## Objective
Write the count of lines that contain the word "phone" and nothing else.

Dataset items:
━━━━━━━━━━━━━━━━━━━━━━━━━━━━━━

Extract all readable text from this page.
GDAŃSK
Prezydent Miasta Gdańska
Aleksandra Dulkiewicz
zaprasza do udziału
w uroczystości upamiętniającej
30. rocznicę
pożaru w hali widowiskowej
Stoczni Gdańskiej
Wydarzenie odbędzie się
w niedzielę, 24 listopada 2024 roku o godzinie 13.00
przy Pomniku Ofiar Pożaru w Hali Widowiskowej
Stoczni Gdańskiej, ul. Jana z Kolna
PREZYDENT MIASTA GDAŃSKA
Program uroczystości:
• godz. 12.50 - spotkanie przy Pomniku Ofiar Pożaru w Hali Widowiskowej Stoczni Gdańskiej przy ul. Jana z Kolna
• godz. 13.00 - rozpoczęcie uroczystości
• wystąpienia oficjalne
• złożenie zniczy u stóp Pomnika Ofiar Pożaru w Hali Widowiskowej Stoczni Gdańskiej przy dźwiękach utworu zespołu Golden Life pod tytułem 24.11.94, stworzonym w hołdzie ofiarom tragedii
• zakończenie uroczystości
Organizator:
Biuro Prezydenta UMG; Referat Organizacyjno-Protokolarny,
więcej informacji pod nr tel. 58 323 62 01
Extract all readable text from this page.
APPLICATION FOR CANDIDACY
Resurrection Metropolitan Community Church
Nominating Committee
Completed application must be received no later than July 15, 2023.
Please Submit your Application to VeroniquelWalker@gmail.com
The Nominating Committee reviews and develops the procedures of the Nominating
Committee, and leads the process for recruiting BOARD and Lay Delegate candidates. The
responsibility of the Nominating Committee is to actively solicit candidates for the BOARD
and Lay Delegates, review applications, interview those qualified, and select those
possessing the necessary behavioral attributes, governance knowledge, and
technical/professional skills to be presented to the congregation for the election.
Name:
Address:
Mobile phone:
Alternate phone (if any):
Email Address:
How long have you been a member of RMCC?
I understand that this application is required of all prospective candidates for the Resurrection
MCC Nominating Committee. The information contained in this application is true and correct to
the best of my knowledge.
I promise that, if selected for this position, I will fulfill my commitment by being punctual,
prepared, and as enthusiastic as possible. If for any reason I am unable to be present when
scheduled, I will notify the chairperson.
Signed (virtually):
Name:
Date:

━━━━━━━━━━━━━━━━━━━━━━━━━━━━━━

## Problem solution
2